This YouTube user has uploaded a purported example of one of these type of calls. This is not the IRS. Listen to how the “agent” belittles and threatens the guy. About minute 15, the guy asks the caller, “Are you going to go to Heaven?” and launches into a morality lesson.

Remember that you have the right to legal representation if you are in a dispute with the IRS, including an attorney provided for you if you cannot afford one. Here are a list of other rights as related to the IRS and taxes.

Create a strong defense against becoming a victim of a scam by knowing your rights and responsibilities and acting according to them.

Be aware of shopping-habit marketing

Companies are studying your shopping practices to figure out ways to market their products to you on an individual basis. Can your awareness of your own habits manipulate them to get better deals?

An article in the New York Times describes how retailer Target studied buying habits to predict what you might purchase and use that information to lure you into buying other products from them. Some people don’t like the idea of being studied and marketed to, but that doesn’t change the fact that it happens on a daily basis, from the cookies planted on your computer to track the sites you visit to the list of items associated with your credit or loyalty reward card.

**Supplied information**:
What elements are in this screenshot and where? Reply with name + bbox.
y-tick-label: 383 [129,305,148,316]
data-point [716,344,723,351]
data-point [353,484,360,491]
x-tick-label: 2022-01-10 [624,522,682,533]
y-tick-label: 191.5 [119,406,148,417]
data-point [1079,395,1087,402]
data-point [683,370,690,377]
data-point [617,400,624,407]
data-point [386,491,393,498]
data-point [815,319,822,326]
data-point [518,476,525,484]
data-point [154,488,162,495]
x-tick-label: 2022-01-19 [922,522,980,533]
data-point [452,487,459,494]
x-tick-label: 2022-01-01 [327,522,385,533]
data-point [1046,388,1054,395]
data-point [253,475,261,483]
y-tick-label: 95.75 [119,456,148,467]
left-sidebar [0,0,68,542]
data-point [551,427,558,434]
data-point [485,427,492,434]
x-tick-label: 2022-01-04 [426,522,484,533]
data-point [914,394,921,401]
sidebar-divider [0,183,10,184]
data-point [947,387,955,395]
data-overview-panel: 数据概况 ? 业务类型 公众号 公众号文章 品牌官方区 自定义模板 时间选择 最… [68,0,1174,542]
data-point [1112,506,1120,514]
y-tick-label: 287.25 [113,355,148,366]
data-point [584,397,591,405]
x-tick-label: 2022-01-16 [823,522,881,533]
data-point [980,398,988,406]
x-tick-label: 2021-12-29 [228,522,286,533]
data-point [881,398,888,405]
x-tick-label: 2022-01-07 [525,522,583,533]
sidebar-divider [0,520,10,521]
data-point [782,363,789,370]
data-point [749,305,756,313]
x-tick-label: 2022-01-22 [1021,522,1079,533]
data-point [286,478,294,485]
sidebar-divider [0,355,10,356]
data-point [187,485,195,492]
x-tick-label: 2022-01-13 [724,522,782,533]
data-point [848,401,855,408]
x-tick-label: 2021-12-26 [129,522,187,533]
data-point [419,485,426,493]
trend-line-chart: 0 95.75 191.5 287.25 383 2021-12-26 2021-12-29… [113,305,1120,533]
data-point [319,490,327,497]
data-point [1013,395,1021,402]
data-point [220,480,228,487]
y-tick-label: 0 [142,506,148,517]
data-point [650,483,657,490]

**Tasks for this exercise**:
(A) Quote the consumer-advice text between "This YouTube user" and "a morality lesson.", inclusive.
(B) According to the consumer-advice text, why did the retailer Target study people's buying habits? Answer in one to three sentences.
(C) Carry on the consumer-advice text from the point where it stops.

**Task-by-task answers**:
(A)
This YouTube user has uploaded a purported example of one of these type of calls. This is not the IRS. Listen to how the “agent” belittles and threatens the guy. About minute 15, the guy asks the caller, “Are you going to go to Heaven?” and launches into a morality lesson.

(B) Target studied buying habits to predict what a shopper might purchase. It then used that information to lure the shopper into buying other products from the store.

(C)
You can try to avoid the tracking by regularly clearing the cache and cookies from your computer, avoiding the use of rewards cards, and paying only with cash. You can also be aware of the practice and know that your buying habits could trigger coupon incentives that you can later use and knowing that the company is seeking to maximize its profits by engaging in a practice that benefits it.

Ponderables: If companies can gather information that people are knowingly providing and use that to market to that individual, is that harmful or helpful? Is such data collection too invasive? Should be people be allowed to access their own personal files of data? What are the long-term implications for the marketplace in terms companies that can afford this type of marketing strategy, and choose to use it, compared to companies that choose not to use it or ones that are so small that they cannot afford it?